» Work instructions: Repeat the data word for word. Do not include the pictures.

(Dataset records)

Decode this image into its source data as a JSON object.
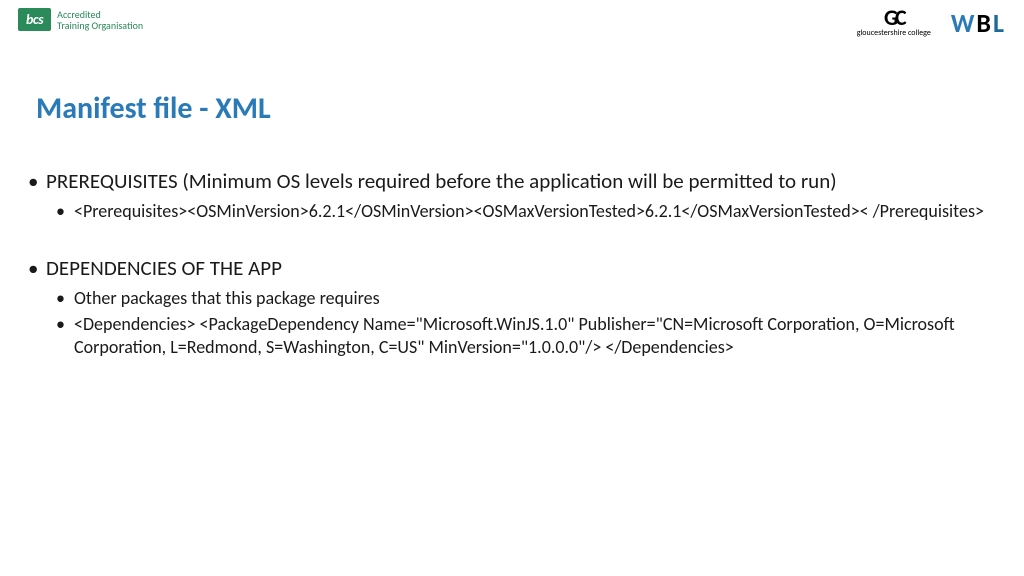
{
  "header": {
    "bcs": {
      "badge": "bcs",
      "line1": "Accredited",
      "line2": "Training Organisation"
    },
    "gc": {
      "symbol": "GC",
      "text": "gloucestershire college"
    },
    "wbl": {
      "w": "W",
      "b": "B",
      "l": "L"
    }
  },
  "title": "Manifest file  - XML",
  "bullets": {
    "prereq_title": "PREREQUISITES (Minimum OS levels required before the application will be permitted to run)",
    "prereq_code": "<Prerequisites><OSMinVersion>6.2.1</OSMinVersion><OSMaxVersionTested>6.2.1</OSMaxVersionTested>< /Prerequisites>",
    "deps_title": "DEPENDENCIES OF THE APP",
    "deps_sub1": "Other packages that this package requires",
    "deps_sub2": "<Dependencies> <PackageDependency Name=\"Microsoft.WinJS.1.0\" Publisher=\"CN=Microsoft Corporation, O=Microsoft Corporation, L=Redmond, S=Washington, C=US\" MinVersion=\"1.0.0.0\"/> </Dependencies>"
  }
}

» Response:
Decode this image into its source data as a JSON object.
{
  "header": {
    "bcs": {
      "badge": "bcs",
      "line1": "Accredited",
      "line2": "Training Organisation"
    },
    "gc": {
      "symbol": "GC",
      "text": "gloucestershire college"
    },
    "wbl": {
      "w": "W",
      "b": "B",
      "l": "L"
    }
  },
  "title": "Manifest file  - XML",
  "bullets": {
    "prereq_title": "PREREQUISITES (Minimum OS levels required before the application will be permitted to run)",
    "prereq_code": "<Prerequisites><OSMinVersion>6.2.1</OSMinVersion><OSMaxVersionTested>6.2.1</OSMaxVersionTested>< /Prerequisites>",
    "deps_title": "DEPENDENCIES OF THE APP",
    "deps_sub1": "Other packages that this package requires",
    "deps_sub2": "<Dependencies> <PackageDependency Name=\"Microsoft.WinJS.1.0\" Publisher=\"CN=Microsoft Corporation, O=Microsoft Corporation, L=Redmond, S=Washington, C=US\" MinVersion=\"1.0.0.0\"/> </Dependencies>"
  }
}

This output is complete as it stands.